Gather each line of the records where "particle" appears.

Records from a dataset

★ ★ ★ ★ ★

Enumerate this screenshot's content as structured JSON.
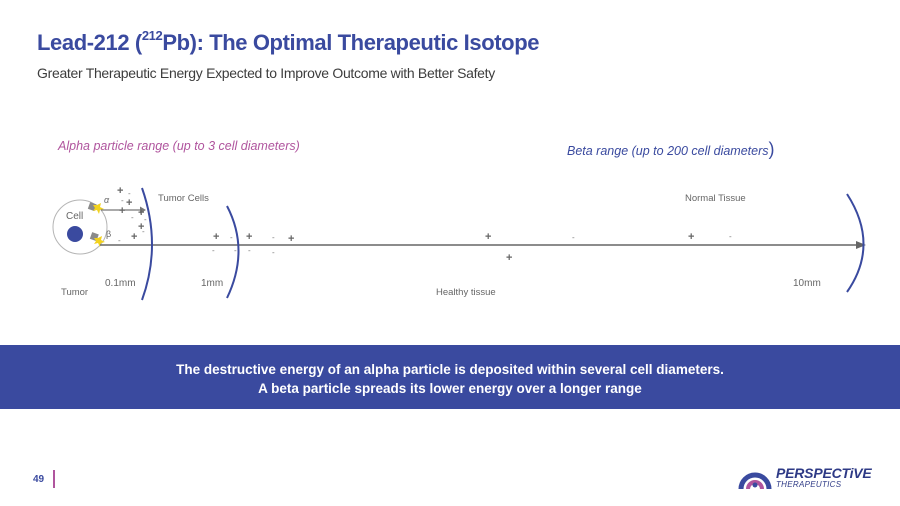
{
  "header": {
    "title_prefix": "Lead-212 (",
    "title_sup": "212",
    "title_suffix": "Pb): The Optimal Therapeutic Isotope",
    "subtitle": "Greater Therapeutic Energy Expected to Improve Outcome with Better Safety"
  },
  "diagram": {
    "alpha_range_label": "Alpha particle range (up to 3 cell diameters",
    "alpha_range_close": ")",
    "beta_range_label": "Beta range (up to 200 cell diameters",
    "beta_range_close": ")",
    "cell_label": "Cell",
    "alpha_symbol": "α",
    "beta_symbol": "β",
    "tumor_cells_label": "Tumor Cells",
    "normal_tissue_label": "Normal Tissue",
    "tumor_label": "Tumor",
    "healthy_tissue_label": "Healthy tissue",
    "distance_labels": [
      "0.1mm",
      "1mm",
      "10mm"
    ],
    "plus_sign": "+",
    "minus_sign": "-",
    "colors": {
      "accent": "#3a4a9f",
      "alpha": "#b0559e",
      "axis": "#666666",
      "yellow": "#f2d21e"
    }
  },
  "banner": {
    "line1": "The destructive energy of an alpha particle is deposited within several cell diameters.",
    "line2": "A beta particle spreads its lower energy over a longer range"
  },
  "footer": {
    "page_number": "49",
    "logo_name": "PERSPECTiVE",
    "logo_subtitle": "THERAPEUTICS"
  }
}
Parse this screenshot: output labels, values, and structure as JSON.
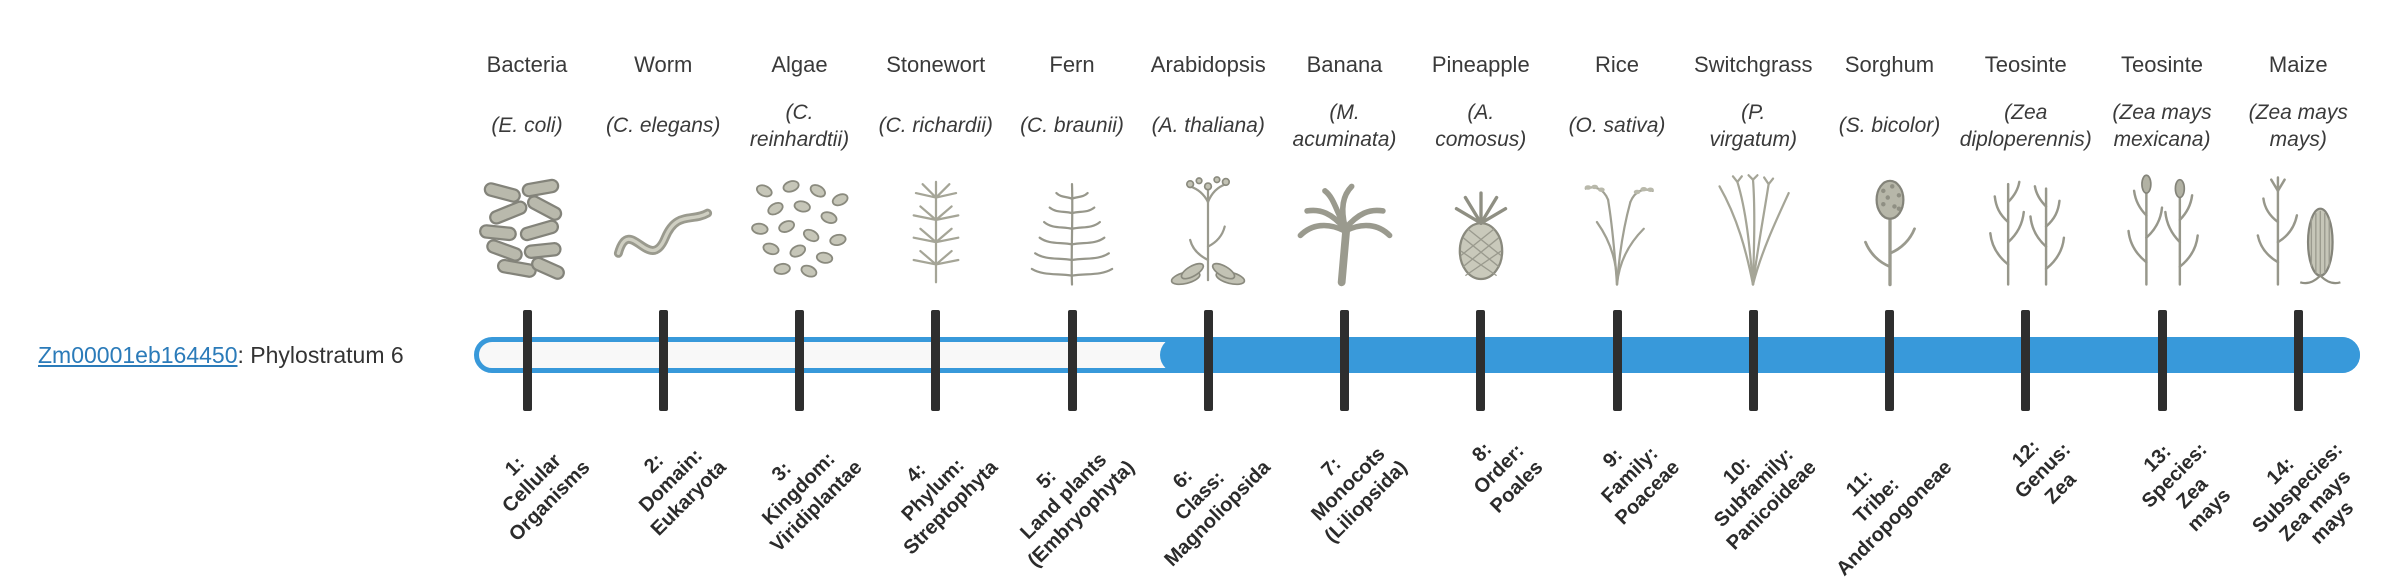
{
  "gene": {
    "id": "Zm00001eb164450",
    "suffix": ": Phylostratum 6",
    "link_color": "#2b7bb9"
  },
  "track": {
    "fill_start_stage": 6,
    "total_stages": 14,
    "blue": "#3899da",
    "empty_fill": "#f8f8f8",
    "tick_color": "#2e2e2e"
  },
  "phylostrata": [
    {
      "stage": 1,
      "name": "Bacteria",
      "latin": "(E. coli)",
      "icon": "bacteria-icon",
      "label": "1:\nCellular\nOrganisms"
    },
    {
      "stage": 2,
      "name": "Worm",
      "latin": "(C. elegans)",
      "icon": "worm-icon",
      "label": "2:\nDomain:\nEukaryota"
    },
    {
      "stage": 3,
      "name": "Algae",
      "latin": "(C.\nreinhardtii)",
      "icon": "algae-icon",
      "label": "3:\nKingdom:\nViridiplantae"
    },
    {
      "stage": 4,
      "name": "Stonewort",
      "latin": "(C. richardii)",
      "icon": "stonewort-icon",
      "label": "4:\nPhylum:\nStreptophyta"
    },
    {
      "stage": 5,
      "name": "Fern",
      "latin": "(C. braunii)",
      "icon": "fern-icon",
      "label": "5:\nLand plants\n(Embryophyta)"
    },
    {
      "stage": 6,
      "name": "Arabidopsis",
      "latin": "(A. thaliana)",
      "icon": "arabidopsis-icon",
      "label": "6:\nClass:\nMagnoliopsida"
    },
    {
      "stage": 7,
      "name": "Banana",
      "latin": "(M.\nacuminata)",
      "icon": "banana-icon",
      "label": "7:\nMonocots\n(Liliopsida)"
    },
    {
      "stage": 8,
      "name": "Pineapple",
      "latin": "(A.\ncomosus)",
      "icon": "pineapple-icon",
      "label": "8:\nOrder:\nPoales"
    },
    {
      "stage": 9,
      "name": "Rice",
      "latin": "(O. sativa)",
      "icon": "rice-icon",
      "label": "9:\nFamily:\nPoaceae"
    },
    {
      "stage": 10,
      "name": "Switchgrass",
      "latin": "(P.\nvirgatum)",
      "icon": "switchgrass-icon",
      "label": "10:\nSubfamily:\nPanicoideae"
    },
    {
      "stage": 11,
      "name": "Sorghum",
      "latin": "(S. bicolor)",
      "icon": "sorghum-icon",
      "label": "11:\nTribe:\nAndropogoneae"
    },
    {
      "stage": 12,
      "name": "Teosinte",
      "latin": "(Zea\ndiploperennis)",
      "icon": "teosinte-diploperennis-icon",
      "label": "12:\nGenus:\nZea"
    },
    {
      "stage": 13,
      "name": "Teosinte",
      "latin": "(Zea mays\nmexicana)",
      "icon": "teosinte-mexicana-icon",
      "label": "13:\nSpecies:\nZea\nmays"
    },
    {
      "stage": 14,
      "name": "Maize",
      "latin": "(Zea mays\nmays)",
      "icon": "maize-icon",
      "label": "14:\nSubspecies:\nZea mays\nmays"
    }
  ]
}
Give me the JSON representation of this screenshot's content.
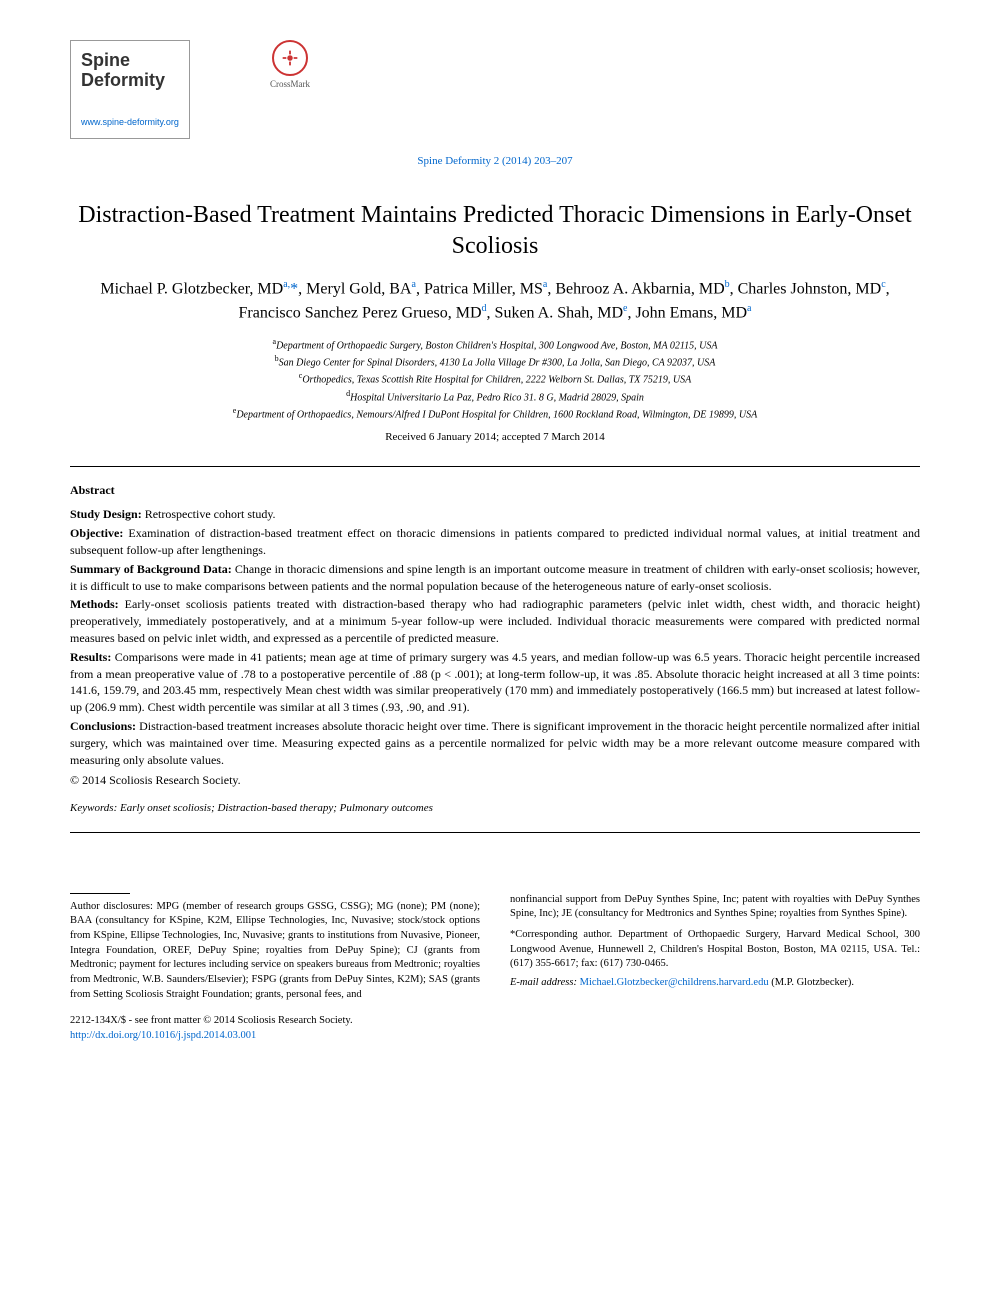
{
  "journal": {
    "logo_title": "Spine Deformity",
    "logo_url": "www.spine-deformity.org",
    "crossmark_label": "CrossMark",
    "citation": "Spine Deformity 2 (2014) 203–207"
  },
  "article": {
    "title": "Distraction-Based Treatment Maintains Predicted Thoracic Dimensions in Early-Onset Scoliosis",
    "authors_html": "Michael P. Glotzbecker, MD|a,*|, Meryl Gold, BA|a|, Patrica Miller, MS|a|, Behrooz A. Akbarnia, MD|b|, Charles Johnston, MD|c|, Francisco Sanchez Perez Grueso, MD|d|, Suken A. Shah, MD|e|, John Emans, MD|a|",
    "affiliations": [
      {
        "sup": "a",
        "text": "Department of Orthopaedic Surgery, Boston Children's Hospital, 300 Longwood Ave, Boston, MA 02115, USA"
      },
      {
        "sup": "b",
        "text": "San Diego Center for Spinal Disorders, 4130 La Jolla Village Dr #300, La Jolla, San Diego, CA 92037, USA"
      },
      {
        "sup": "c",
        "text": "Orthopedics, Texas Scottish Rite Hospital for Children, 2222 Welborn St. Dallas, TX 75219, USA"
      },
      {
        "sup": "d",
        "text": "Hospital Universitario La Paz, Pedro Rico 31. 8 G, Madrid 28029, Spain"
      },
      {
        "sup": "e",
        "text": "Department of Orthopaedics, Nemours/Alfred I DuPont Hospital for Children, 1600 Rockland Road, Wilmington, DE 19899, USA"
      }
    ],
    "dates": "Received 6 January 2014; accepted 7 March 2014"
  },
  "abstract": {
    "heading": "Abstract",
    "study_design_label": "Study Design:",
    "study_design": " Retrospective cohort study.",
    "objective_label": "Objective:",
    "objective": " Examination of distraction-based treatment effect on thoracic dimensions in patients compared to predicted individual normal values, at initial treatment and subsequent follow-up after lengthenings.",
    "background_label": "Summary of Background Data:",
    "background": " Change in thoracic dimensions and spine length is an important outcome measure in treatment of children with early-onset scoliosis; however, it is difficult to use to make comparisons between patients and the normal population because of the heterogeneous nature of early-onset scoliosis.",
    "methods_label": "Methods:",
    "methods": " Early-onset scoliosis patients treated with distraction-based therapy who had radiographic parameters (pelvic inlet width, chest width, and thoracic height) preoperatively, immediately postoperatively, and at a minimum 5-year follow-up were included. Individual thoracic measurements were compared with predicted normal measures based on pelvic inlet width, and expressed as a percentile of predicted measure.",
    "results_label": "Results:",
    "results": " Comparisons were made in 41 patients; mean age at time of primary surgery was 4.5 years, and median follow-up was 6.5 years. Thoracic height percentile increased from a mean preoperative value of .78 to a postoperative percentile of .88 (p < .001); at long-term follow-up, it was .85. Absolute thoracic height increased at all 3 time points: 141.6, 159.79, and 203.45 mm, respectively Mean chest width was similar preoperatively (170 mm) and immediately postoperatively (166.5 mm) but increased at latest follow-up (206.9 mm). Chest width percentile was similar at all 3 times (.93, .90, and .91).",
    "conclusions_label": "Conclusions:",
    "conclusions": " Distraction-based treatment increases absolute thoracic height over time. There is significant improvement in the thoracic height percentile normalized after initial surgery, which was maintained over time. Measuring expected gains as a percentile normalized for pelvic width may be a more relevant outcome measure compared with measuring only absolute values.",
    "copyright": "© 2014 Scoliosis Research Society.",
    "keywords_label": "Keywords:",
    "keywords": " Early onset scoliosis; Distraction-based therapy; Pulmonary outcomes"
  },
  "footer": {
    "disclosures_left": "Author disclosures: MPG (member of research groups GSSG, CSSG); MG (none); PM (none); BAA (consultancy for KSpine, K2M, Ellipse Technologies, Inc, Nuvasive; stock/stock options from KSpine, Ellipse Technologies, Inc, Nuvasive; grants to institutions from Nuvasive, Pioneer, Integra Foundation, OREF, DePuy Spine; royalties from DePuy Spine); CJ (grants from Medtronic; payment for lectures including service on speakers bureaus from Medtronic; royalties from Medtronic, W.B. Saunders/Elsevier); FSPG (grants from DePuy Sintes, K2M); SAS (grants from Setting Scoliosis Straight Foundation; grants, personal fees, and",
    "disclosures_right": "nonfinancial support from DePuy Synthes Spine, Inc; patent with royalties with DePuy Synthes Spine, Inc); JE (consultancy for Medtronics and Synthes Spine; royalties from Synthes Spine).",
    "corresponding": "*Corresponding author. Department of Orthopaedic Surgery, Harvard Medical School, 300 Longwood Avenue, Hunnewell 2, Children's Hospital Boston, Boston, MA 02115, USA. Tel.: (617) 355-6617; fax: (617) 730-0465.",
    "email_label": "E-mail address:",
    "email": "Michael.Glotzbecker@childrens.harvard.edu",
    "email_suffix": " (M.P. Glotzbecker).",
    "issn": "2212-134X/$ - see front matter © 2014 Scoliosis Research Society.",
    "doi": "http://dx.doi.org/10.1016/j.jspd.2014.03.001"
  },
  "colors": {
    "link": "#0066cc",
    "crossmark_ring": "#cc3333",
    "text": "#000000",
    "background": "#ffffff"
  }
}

★ ★ ★ ★ ★

▸ **Your solution**:
    "alpha_range_label": "Alpha particle range (up to 3 cell diameters",
    "line1": "The destructive energy of an alpha particle is deposited within several cell diameters.",
    "line2": "A beta particle spreads its lower energy over a longer range"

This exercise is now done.